** Start **

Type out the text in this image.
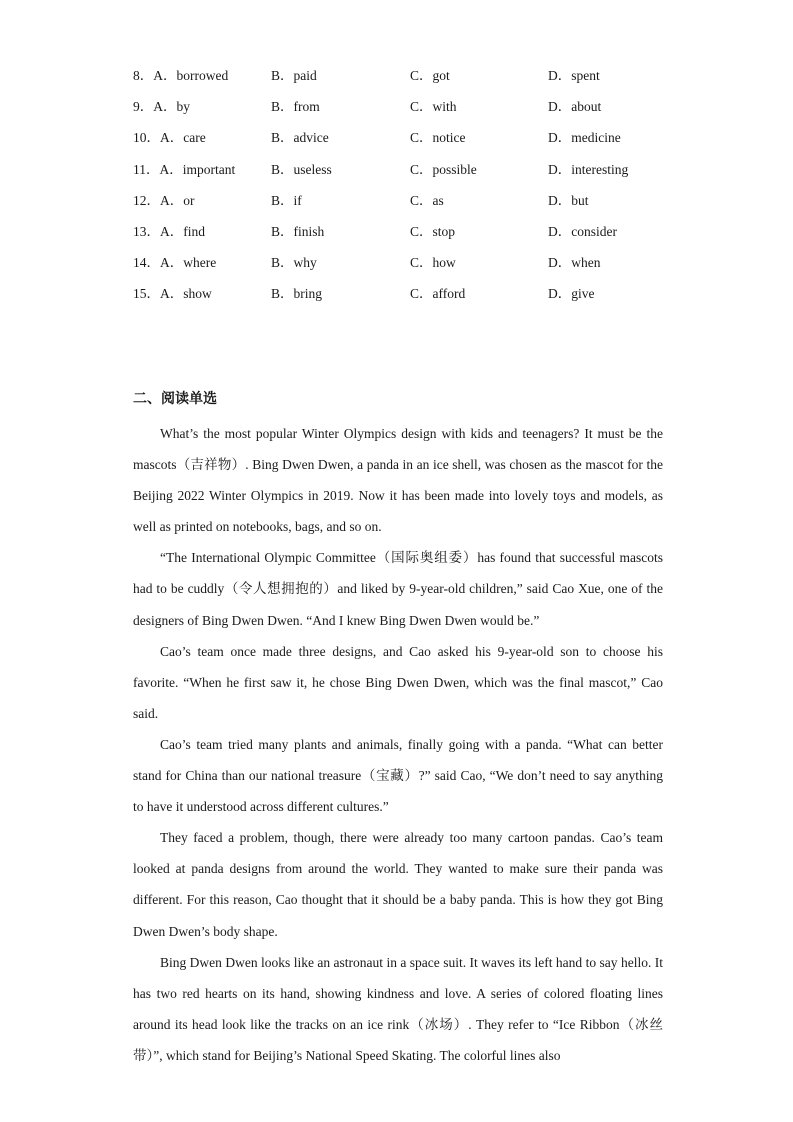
8．A．borrowed	B．paid	C．got	D．spent
9．A．by	B．from	C．with	D．about
10．A．care	B．advice	C．notice	D．medicine
11．A．important	B．useless	C．possible	D．interesting
12．A．or	B．if	C．as	D．but
13．A．find	B．finish	C．stop	D．consider
14．A．where	B．why	C．how	D．when
15．A．show	B．bring	C．afford	D．give
二、阅读单选

What’s the most popular Winter Olympics design with kids and teenagers? It must be the mascots（吉祥物）. Bing Dwen Dwen, a panda in an ice shell, was chosen as the mascot for the Beijing 2022 Winter Olympics in 2019. Now it has been made into lovely toys and models, as well as printed on notebooks, bags, and so on.

“The International Olympic Committee（国际奥组委）has found that successful mascots had to be cuddly（令人想拥抱的）and liked by 9-year-old children,” said Cao Xue, one of the designers of Bing Dwen Dwen. “And I knew Bing Dwen Dwen would be.”

Cao’s team once made three designs, and Cao asked his 9-year-old son to choose his favorite. “When he first saw it, he chose Bing Dwen Dwen, which was the final mascot,” Cao said.

Cao’s team tried many plants and animals, finally going with a panda. “What can better stand for China than our national treasure（宝藏）?” said Cao, “We don’t need to say anything to have it understood across different cultures.”

They faced a problem, though, there were already too many cartoon pandas. Cao’s team looked at panda designs from around the world. They wanted to make sure their panda was different. For this reason, Cao thought that it should be a baby panda. This is how they got Bing Dwen Dwen’s body shape.

Bing Dwen Dwen looks like an astronaut in a space suit. It waves its left hand to say hello. It has two red hearts on its hand, showing kindness and love. A series of colored floating lines around its head look like the tracks on an ice rink（冰场）. They refer to “Ice Ribbon（冰丝带）”, which stand for Beijing’s National Speed Skating. The colorful lines also
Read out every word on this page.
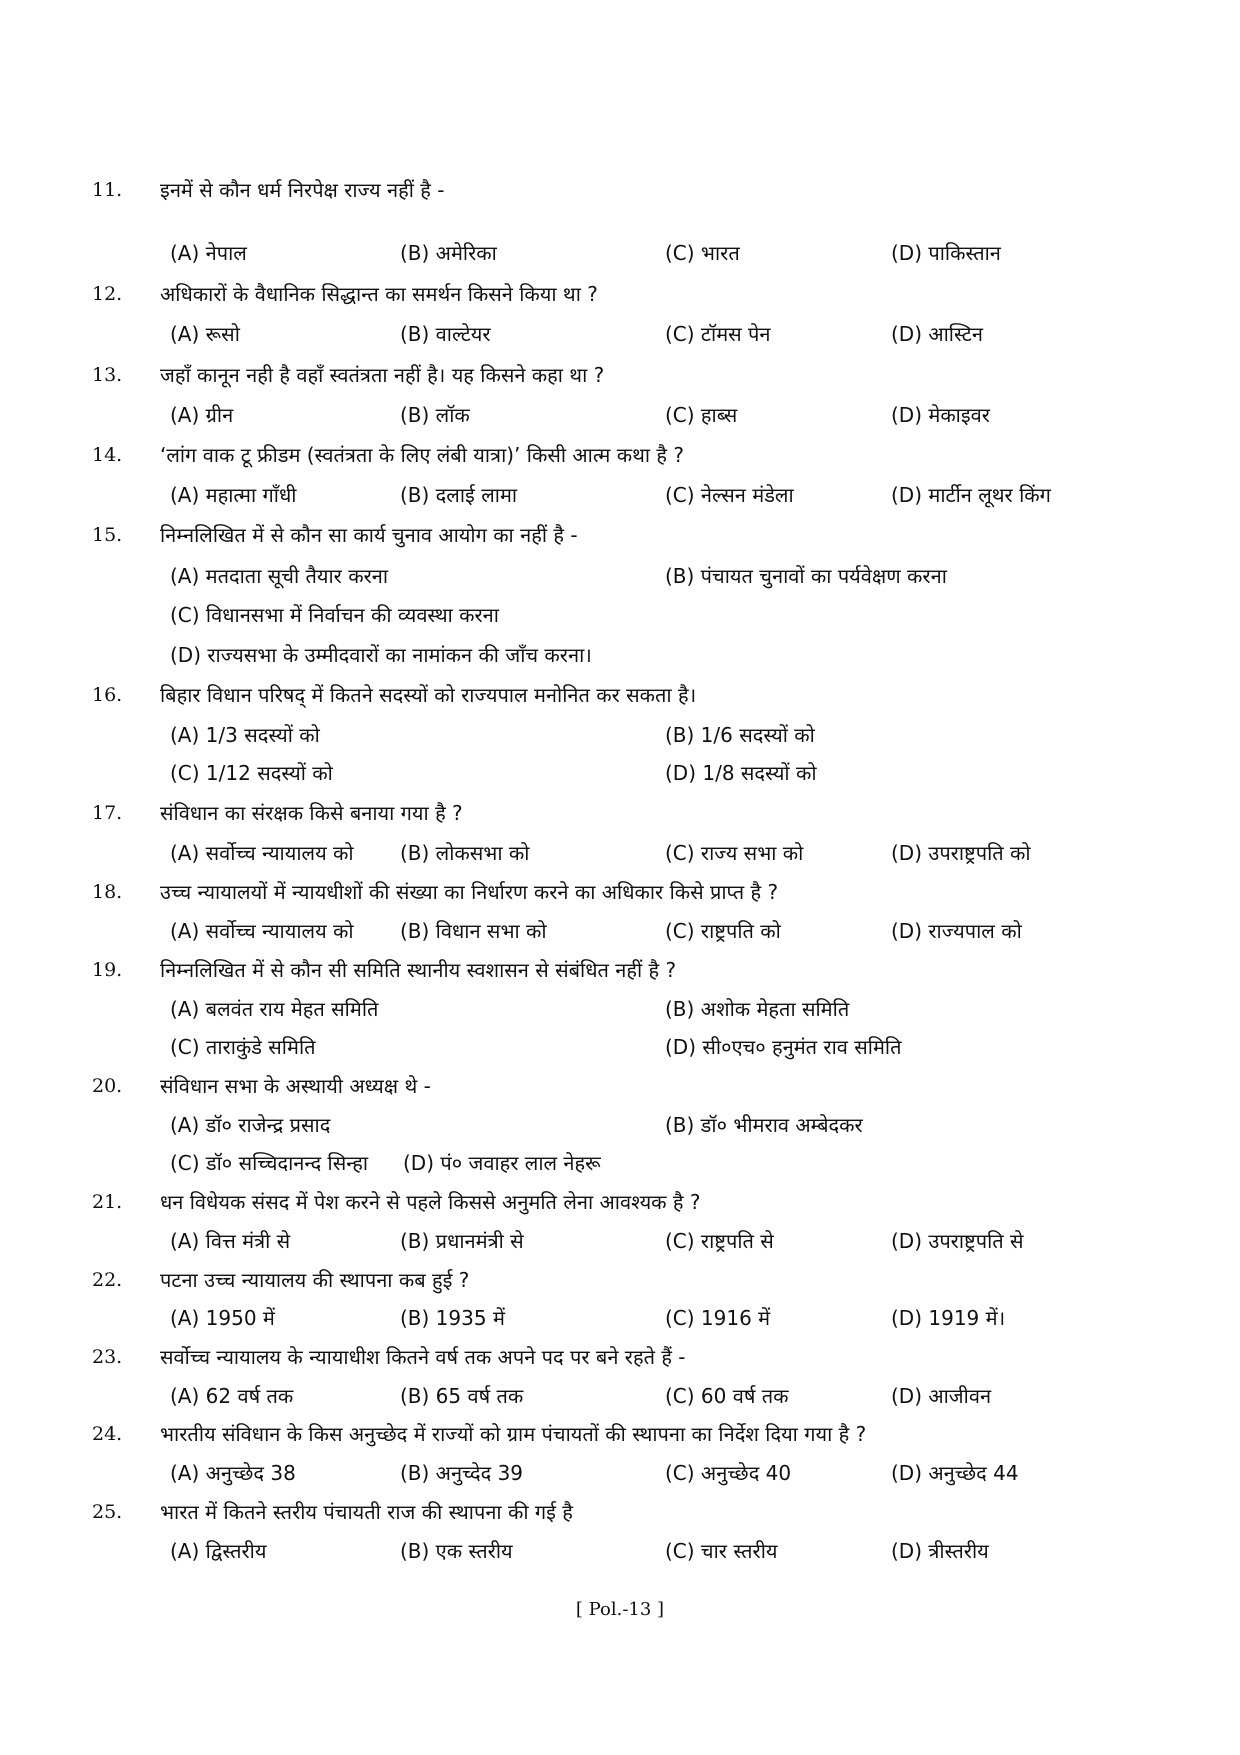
11.	इनमें से कौन धर्म निरपेक्ष राज्य नहीं है -
(A) नेपाल	(B) अमेरिका	(C) भारत	(D) पाकिस्तान
12.	अधिकारों के वैधानिक सिद्धान्त का समर्थन किसने किया था ?
(A) रूसो	(B) वाल्टेयर	(C) टॉमस पेन	(D) आस्टिन
13.	जहाँ कानून नही है वहाँ स्वतंत्रता नहीं है। यह किसने कहा था ?
(A) ग्रीन	(B) लॉक	(C) हाब्स	(D) मेकाइवर
14.	‘लांग वाक टू फ्रीडम (स्वतंत्रता के लिए लंबी यात्रा)’ किसी आत्म कथा है ?
(A) महात्मा गाँधी	(B) दलाई लामा	(C) नेल्सन मंडेला	(D) मार्टीन लूथर किंग
15.	निम्नलिखित में से कौन सा कार्य चुनाव आयोग का नहीं है -
(A) मतदाता सूची तैयार करना	(B) पंचायत चुनावों का पर्यवेक्षण करना
(C) विधानसभा में निर्वाचन की व्यवस्था करना
(D) राज्यसभा के उम्मीदवारों का नामांकन की जाँच करना।
16.	बिहार विधान परिषद् में कितने सदस्यों को राज्यपाल मनोनित कर सकता है।
(A) 1/3 सदस्यों को	(B) 1/6 सदस्यों को
(C) 1/12 सदस्यों को	(D) 1/8 सदस्यों को
17.	संविधान का संरक्षक किसे बनाया गया है ?
(A) सर्वोच्च न्यायालय को (B) लोकसभा को	(C) राज्य सभा को	(D) उपराष्ट्रपति को
18.	उच्च न्यायालयों में न्यायधीशों की संख्या का निर्धारण करने का अधिकार किसे प्राप्त है ?
(A) सर्वोच्च न्यायालय को (B) विधान सभा को	(C) राष्ट्रपति को	(D) राज्यपाल को
19.	निम्नलिखित में से कौन सी समिति स्थानीय स्वशासन से संबंधित नहीं है ?
(A) बलवंत राय मेहत समिति	(B) अशोक मेहता समिति
(C) ताराकुंडे समिति	(D) सी०एच० हनुमंत राव समिति
20.	संविधान सभा के अस्थायी अध्यक्ष थे -
(A) डॉ० राजेन्द्र प्रसाद	(B) डॉ० भीमराव अम्बेदकर
(C) डॉ० सच्चिदानन्द सिन्हा (D) पं० जवाहर लाल नेहरू
21.	धन विधेयक संसद में पेश करने से पहले किससे अनुमति लेना आवश्यक है ?
(A) वित्त मंत्री से	(B) प्रधानमंत्री से	(C) राष्ट्रपति से	(D) उपराष्ट्रपति से
22.	पटना उच्च न्यायालय की स्थापना कब हुई ?
(A) 1950 में	(B) 1935 में	(C) 1916 में	(D) 1919 में।
23.	सर्वोच्च न्यायालय के न्यायाधीश कितने वर्ष तक अपने पद पर बने रहते हैं -
(A) 62 वर्ष तक	(B) 65 वर्ष तक	(C) 60 वर्ष तक	(D) आजीवन
24.	भारतीय संविधान के किस अनुच्छेद में राज्यों को ग्राम पंचायतों की स्थापना का निर्देश दिया गया है ?
(A) अनुच्छेद 38	(B) अनुच्देद 39	(C) अनुच्छेद 40	(D) अनुच्छेद 44
25.	भारत में कितने स्तरीय पंचायती राज की स्थापना की गई है
(A) द्विस्तरीय	(B) एक स्तरीय	(C) चार स्तरीय	(D) त्रीस्तरीय
[ Pol.-13 ]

** End **

◆ Given request ◆
Quote the material exactly. Pictures stay out.

◆ Exercise response ◆
Type out the text in this image.
8．A．borrowed	B．paid	C．got	D．spent
9．A．by	B．from	C．with	D．about
10．A．care	B．advice	C．notice	D．medicine
11．A．important	B．useless	C．possible	D．interesting
12．A．or	B．if	C．as	D．but
13．A．find	B．finish	C．stop	D．consider
14．A．where	B．why	C．how	D．when
15．A．show	B．bring	C．afford	D．give
二、阅读单选

What’s the most popular Winter Olympics design with kids and teenagers? It must be the mascots（吉祥物）. Bing Dwen Dwen, a panda in an ice shell, was chosen as the mascot for the Beijing 2022 Winter Olympics in 2019. Now it has been made into lovely toys and models, as well as printed on notebooks, bags, and so on.

“The International Olympic Committee（国际奥组委）has found that successful mascots had to be cuddly（令人想拥抱的）and liked by 9-year-old children,” said Cao Xue, one of the designers of Bing Dwen Dwen. “And I knew Bing Dwen Dwen would be.”

Cao’s team once made three designs, and Cao asked his 9-year-old son to choose his favorite. “When he first saw it, he chose Bing Dwen Dwen, which was the final mascot,” Cao said.

Cao’s team tried many plants and animals, finally going with a panda. “What can better stand for China than our national treasure（宝藏）?” said Cao, “We don’t need to say anything to have it understood across different cultures.”

They faced a problem, though, there were already too many cartoon pandas. Cao’s team looked at panda designs from around the world. They wanted to make sure their panda was different. For this reason, Cao thought that it should be a baby panda. This is how they got Bing Dwen Dwen’s body shape.

Bing Dwen Dwen looks like an astronaut in a space suit. It waves its left hand to say hello. It has two red hearts on its hand, showing kindness and love. A series of colored floating lines around its head look like the tracks on an ice rink（冰场）. They refer to “Ice Ribbon（冰丝带）”, which stand for Beijing’s National Speed Skating. The colorful lines also
Read out every word on this page.
11.	इनमें से कौन धर्म निरपेक्ष राज्य नहीं है -
(A) नेपाल	(B) अमेरिका	(C) भारत	(D) पाकिस्तान
12.	अधिकारों के वैधानिक सिद्धान्त का समर्थन किसने किया था ?
(A) रूसो	(B) वाल्टेयर	(C) टॉमस पेन	(D) आस्टिन
13.	जहाँ कानून नही है वहाँ स्वतंत्रता नहीं है। यह किसने कहा था ?
(A) ग्रीन	(B) लॉक	(C) हाब्स	(D) मेकाइवर
14.	‘लांग वाक टू फ्रीडम (स्वतंत्रता के लिए लंबी यात्रा)’ किसी आत्म कथा है ?
(A) महात्मा गाँधी	(B) दलाई लामा	(C) नेल्सन मंडेला	(D) मार्टीन लूथर किंग
15.	निम्नलिखित में से कौन सा कार्य चुनाव आयोग का नहीं है -
(A) मतदाता सूची तैयार करना	(B) पंचायत चुनावों का पर्यवेक्षण करना
(C) विधानसभा में निर्वाचन की व्यवस्था करना
(D) राज्यसभा के उम्मीदवारों का नामांकन की जाँच करना।
16.	बिहार विधान परिषद् में कितने सदस्यों को राज्यपाल मनोनित कर सकता है।
(A) 1/3 सदस्यों को	(B) 1/6 सदस्यों को
(C) 1/12 सदस्यों को	(D) 1/8 सदस्यों को
17.	संविधान का संरक्षक किसे बनाया गया है ?
(A) सर्वोच्च न्यायालय को (B) लोकसभा को	(C) राज्य सभा को	(D) उपराष्ट्रपति को
18.	उच्च न्यायालयों में न्यायधीशों की संख्या का निर्धारण करने का अधिकार किसे प्राप्त है ?
(A) सर्वोच्च न्यायालय को (B) विधान सभा को	(C) राष्ट्रपति को	(D) राज्यपाल को
19.	निम्नलिखित में से कौन सी समिति स्थानीय स्वशासन से संबंधित नहीं है ?
(A) बलवंत राय मेहत समिति	(B) अशोक मेहता समिति
(C) ताराकुंडे समिति	(D) सी०एच० हनुमंत राव समिति
20.	संविधान सभा के अस्थायी अध्यक्ष थे -
(A) डॉ० राजेन्द्र प्रसाद	(B) डॉ० भीमराव अम्बेदकर
(C) डॉ० सच्चिदानन्द सिन्हा (D) पं० जवाहर लाल नेहरू
21.	धन विधेयक संसद में पेश करने से पहले किससे अनुमति लेना आवश्यक है ?
(A) वित्त मंत्री से	(B) प्रधानमंत्री से	(C) राष्ट्रपति से	(D) उपराष्ट्रपति से
22.	पटना उच्च न्यायालय की स्थापना कब हुई ?
(A) 1950 में	(B) 1935 में	(C) 1916 में	(D) 1919 में।
23.	सर्वोच्च न्यायालय के न्यायाधीश कितने वर्ष तक अपने पद पर बने रहते हैं -
(A) 62 वर्ष तक	(B) 65 वर्ष तक	(C) 60 वर्ष तक	(D) आजीवन
24.	भारतीय संविधान के किस अनुच्छेद में राज्यों को ग्राम पंचायतों की स्थापना का निर्देश दिया गया है ?
(A) अनुच्छेद 38	(B) अनुच्देद 39	(C) अनुच्छेद 40	(D) अनुच्छेद 44
25.	भारत में कितने स्तरीय पंचायती राज की स्थापना की गई है
(A) द्विस्तरीय	(B) एक स्तरीय	(C) चार स्तरीय	(D) त्रीस्तरीय
[ Pol.-13 ]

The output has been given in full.